Dataset items:
** START **
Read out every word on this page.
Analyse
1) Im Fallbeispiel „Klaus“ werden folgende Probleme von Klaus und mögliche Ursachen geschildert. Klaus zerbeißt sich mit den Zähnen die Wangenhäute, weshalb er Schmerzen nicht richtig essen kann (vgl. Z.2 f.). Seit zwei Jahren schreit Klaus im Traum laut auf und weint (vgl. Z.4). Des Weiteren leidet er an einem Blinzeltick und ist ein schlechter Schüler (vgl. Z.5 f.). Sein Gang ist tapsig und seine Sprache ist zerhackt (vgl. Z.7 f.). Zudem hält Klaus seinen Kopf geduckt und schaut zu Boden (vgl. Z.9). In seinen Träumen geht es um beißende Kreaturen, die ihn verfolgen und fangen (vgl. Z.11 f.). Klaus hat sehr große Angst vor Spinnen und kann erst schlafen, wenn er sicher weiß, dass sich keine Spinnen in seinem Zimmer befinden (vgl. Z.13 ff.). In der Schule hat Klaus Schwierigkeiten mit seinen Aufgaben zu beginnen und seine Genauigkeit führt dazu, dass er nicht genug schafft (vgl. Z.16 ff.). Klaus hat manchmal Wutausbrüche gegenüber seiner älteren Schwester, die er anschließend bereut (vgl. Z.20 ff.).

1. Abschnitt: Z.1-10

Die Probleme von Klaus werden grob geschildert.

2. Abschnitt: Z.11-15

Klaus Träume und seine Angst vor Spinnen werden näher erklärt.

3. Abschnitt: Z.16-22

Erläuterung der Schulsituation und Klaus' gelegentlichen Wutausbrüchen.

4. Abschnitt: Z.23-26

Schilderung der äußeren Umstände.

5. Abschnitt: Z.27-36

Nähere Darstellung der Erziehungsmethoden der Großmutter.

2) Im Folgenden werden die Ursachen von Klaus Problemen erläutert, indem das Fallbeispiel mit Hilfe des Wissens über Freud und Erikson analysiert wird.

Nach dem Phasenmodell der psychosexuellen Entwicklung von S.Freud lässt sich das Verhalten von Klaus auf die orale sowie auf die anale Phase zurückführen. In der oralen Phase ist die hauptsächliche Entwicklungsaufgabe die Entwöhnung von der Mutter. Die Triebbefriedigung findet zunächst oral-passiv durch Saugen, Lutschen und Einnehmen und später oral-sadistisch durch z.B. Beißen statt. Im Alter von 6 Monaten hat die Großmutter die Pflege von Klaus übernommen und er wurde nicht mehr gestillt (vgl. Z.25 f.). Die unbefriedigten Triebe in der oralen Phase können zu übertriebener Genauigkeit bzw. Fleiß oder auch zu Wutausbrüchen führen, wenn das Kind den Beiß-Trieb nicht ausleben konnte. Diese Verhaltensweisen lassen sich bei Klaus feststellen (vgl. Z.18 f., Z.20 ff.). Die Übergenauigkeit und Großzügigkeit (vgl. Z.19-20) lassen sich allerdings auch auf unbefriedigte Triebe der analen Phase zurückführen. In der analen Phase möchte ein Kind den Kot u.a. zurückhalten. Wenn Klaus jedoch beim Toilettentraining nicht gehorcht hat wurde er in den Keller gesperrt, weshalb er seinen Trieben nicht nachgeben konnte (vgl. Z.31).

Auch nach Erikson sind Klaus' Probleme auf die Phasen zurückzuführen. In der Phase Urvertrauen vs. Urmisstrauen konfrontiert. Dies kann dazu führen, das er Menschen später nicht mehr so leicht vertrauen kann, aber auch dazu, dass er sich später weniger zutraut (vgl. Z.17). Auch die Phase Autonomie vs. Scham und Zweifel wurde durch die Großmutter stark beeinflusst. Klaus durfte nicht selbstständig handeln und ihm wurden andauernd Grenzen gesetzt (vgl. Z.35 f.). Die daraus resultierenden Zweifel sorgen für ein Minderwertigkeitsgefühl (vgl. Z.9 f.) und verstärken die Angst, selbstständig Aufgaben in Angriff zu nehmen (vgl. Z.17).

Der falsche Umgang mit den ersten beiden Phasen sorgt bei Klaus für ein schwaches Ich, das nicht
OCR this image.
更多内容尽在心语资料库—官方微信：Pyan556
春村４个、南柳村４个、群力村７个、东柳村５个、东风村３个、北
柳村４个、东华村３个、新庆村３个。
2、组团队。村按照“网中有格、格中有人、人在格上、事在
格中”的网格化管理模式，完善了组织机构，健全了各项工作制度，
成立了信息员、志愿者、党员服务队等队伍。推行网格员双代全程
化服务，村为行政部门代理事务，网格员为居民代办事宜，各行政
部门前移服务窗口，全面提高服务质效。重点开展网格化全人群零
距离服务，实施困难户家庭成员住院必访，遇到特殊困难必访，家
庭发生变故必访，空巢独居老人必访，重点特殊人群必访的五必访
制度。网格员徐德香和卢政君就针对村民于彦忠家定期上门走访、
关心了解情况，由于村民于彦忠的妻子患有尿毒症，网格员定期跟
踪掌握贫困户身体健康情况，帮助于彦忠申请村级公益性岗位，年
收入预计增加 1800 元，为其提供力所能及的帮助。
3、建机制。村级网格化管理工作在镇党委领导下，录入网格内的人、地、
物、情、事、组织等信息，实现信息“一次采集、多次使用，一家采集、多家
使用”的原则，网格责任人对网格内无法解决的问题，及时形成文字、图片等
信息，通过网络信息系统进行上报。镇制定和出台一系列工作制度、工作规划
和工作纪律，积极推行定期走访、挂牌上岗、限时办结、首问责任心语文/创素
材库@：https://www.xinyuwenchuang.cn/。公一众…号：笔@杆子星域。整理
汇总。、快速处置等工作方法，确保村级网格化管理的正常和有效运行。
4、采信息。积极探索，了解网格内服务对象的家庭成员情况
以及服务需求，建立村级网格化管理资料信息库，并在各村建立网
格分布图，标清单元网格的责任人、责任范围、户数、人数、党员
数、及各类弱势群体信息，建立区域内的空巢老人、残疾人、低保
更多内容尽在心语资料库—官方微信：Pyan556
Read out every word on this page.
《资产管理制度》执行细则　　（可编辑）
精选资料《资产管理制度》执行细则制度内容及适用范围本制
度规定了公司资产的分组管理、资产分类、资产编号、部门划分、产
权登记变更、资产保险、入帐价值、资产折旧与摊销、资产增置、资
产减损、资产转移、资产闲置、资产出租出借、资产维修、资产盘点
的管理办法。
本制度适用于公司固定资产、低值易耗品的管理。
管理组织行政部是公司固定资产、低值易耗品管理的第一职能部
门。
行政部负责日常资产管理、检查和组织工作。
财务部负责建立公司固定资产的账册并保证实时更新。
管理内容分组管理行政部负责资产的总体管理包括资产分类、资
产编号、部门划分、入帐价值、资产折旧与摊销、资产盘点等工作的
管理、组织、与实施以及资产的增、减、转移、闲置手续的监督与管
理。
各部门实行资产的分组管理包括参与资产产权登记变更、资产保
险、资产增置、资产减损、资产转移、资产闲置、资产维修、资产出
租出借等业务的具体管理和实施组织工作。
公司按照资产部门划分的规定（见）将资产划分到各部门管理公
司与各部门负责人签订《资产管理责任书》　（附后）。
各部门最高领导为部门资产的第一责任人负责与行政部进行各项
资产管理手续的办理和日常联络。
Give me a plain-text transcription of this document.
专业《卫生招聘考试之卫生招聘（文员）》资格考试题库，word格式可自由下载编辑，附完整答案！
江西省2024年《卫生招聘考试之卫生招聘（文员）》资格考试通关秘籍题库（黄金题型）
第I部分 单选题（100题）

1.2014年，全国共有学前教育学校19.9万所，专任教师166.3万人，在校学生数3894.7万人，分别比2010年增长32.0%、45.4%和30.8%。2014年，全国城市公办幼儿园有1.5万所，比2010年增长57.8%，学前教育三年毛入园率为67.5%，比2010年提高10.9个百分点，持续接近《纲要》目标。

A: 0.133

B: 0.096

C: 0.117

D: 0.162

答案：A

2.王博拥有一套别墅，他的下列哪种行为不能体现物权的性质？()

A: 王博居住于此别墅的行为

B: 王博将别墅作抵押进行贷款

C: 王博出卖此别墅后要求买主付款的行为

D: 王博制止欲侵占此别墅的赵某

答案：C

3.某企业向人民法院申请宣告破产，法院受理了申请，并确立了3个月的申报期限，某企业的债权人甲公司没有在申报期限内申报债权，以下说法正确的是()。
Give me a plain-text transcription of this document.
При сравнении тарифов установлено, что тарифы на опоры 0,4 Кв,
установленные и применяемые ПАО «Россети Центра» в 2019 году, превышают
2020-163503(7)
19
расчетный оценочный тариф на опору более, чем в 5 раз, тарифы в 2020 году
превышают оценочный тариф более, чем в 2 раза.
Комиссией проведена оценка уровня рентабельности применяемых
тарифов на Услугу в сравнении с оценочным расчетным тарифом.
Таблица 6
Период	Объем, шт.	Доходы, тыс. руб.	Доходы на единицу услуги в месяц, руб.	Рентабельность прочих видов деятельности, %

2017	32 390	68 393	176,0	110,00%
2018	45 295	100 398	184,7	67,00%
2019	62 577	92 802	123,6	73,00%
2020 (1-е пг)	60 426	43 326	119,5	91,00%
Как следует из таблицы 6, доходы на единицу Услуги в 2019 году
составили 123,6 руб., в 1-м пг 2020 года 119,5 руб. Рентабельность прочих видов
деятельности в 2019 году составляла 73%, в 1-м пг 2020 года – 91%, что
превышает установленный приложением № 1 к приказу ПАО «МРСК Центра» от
** END **
### Given problem:
Find the lines that include the string "прочих", then copy each of them.

### Exercise output:
Период	Объем, шт.	Доходы, тыс. руб.	Доходы на единицу услуги в месяц, руб.	Рентабельность прочих видов деятельности, %
составили 123,6 руб., в 1-м пг 2020 года 119,5 руб. Рентабельность прочих видов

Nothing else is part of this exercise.